§ Task directions: Update everything from the start of the records down through the line containing "- wind-arrow: [439, 375, 447, 383]", changing "wind-arrow" to "wind-barb" and leaving all else as it is. Return only those lines.

......

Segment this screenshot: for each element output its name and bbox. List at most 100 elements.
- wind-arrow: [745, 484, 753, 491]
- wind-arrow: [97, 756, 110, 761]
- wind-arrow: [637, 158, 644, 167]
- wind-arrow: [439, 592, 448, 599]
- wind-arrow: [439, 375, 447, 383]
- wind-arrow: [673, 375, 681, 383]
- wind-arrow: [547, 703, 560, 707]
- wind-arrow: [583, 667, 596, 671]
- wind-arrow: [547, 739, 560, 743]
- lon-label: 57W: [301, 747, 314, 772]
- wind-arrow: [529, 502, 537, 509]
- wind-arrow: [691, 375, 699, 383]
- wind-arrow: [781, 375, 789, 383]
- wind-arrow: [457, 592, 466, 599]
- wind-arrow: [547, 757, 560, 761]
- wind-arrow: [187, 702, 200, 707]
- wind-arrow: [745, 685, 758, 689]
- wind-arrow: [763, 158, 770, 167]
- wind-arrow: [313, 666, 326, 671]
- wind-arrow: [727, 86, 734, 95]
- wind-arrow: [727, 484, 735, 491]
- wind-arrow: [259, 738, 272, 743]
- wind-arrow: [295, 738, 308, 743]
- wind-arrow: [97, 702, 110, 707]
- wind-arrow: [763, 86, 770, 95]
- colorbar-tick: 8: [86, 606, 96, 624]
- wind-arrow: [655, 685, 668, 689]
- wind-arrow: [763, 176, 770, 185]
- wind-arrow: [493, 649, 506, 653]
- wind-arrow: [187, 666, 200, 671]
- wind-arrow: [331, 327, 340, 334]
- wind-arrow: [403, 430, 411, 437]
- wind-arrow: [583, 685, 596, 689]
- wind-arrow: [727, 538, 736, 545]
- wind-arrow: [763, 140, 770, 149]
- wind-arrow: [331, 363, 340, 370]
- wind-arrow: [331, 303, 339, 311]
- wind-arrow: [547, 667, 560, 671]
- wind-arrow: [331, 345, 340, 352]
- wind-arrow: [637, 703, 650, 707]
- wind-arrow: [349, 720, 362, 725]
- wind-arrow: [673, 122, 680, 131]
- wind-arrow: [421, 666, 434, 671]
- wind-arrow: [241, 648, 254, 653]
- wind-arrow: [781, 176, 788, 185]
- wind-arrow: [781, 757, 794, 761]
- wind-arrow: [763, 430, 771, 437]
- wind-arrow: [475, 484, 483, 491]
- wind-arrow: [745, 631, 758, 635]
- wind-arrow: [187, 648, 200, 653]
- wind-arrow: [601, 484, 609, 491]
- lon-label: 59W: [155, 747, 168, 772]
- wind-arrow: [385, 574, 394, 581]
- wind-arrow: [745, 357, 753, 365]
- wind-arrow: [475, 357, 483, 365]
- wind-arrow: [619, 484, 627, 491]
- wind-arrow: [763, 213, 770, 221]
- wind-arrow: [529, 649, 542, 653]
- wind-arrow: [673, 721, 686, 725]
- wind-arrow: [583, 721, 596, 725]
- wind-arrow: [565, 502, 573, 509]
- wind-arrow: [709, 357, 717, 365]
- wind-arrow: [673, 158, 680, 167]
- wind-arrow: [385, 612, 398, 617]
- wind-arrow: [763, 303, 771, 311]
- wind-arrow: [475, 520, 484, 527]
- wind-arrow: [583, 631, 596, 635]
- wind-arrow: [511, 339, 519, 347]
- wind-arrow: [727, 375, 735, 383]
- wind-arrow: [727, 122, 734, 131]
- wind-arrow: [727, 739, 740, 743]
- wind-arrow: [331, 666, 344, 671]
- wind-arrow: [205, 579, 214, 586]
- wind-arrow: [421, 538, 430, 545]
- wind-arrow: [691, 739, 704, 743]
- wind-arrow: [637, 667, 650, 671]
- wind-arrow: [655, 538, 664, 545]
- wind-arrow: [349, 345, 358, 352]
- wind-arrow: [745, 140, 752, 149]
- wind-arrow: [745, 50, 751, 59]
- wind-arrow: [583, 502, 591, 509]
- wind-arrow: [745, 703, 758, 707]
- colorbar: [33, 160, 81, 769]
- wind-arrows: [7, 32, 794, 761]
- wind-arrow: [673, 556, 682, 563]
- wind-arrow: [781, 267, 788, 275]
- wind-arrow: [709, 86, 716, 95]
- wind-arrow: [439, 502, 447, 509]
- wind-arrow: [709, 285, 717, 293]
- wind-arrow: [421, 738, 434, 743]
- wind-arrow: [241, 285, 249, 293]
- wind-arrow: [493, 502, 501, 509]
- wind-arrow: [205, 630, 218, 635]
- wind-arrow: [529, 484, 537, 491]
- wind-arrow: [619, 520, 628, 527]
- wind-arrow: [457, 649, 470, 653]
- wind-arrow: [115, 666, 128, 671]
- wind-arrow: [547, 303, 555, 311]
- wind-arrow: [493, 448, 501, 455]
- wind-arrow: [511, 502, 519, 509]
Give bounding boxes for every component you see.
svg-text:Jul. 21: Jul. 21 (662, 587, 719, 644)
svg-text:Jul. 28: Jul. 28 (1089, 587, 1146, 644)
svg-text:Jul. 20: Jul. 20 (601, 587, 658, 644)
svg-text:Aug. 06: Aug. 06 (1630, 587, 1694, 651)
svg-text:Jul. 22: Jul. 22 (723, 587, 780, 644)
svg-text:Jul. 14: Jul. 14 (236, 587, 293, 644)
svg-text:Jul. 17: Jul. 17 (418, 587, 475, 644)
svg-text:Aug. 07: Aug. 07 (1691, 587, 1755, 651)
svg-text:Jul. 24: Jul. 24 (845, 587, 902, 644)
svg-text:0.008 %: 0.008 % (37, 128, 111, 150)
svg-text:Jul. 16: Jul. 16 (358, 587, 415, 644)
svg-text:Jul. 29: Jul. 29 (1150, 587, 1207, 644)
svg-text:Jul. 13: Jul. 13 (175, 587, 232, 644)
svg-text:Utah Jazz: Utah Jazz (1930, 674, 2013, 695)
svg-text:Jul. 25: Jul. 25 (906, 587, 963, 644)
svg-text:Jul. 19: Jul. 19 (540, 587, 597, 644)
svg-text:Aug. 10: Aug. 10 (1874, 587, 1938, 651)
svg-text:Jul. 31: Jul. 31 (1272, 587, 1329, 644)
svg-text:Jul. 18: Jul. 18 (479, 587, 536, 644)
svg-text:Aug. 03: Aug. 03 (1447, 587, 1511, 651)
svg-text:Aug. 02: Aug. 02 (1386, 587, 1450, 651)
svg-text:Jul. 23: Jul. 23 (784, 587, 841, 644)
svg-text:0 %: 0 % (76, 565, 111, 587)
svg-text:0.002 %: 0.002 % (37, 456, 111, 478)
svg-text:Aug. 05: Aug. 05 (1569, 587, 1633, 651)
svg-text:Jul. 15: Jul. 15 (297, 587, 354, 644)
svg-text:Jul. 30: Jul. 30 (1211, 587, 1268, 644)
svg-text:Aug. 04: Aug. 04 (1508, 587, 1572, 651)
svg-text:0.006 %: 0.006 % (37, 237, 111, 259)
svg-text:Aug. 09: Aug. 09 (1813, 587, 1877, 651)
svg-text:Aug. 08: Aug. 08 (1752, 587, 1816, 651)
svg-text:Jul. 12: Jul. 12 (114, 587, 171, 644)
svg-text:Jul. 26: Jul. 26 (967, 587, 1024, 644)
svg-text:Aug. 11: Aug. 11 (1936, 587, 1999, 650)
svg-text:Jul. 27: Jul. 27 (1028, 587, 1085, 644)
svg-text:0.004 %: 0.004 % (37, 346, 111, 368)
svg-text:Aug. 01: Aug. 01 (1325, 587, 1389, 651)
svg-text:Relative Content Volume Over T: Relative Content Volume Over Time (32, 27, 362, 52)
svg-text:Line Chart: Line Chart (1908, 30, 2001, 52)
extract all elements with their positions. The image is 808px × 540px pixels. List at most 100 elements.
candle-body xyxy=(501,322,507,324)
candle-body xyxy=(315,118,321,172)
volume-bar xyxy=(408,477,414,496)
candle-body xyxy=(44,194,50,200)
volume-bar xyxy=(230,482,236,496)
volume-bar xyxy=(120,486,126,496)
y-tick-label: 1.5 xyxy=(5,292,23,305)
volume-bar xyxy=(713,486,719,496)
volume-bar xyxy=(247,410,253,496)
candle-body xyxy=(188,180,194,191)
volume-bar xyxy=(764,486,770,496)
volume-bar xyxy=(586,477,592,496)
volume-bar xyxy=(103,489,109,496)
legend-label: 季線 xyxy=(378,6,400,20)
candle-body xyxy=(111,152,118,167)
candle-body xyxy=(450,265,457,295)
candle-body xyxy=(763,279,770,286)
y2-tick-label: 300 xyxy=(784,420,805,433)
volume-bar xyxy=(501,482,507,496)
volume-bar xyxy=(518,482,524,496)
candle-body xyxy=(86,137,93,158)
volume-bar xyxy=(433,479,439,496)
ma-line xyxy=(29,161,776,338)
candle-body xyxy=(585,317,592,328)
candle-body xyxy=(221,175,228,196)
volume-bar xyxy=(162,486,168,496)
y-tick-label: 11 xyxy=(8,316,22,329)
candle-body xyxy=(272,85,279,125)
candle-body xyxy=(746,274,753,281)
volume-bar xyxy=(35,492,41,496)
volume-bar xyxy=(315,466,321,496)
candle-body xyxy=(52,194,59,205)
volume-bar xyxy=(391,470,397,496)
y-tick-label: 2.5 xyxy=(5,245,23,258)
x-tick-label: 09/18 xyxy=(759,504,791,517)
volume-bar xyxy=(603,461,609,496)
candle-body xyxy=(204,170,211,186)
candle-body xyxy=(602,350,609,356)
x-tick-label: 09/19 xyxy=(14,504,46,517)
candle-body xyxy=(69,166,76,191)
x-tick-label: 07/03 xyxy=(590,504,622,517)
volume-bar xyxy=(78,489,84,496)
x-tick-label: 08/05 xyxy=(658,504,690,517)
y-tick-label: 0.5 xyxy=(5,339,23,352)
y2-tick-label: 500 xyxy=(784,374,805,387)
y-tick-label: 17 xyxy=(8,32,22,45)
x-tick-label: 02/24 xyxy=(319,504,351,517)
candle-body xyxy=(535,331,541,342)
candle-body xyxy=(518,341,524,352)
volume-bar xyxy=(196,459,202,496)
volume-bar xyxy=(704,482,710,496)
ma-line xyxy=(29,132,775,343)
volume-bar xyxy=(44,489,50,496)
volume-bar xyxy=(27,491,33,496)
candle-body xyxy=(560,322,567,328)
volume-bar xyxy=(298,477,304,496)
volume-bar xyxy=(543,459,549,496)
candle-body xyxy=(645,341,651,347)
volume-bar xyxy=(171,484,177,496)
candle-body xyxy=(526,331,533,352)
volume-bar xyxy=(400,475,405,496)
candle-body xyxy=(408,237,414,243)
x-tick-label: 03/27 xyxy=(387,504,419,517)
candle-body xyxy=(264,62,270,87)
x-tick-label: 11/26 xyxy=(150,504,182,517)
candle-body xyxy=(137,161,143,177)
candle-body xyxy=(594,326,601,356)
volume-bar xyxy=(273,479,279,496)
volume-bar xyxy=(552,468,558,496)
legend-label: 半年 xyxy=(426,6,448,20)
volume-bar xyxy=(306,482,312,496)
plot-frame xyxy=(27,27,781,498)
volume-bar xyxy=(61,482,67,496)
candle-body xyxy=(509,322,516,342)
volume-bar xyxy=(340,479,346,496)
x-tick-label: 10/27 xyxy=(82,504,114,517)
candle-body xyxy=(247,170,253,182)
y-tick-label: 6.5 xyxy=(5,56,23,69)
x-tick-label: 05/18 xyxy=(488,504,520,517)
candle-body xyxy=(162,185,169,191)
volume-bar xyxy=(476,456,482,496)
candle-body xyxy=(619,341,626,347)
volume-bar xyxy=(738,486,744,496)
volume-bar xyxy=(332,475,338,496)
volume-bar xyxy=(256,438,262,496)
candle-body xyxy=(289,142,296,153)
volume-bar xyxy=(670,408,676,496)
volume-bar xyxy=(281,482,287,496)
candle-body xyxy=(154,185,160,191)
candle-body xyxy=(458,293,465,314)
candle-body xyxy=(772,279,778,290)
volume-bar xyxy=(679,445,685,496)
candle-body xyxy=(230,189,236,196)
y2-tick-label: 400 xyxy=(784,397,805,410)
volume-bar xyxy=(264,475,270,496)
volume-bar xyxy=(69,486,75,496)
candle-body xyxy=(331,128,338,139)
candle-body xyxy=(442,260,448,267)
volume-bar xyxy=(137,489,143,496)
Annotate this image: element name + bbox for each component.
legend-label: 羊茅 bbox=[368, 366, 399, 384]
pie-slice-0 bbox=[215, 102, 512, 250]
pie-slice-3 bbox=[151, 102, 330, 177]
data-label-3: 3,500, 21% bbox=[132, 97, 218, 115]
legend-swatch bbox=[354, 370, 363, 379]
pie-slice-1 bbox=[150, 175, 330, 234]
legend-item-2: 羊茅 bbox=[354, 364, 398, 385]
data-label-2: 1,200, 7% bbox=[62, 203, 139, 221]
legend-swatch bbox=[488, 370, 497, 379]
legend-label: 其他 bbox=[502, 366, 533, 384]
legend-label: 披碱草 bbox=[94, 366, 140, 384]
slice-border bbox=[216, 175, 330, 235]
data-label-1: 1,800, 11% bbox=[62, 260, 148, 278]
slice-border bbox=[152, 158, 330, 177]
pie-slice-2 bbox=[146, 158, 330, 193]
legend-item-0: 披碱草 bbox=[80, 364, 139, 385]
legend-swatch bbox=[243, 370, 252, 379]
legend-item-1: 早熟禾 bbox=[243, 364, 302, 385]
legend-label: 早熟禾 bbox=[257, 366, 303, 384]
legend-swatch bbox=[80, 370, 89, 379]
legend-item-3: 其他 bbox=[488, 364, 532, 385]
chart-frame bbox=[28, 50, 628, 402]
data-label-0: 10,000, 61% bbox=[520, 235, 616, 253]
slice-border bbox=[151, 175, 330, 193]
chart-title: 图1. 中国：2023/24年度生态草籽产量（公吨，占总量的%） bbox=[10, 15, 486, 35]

......

§ Solved exercise:
Segment this screenshot: for each element output its name and bbox. List at most 100 elements.
- wind-barb: [745, 484, 753, 491]
- wind-barb: [97, 756, 110, 761]
- wind-barb: [637, 158, 644, 167]
- wind-barb: [439, 592, 448, 599]
- wind-barb: [439, 375, 447, 383]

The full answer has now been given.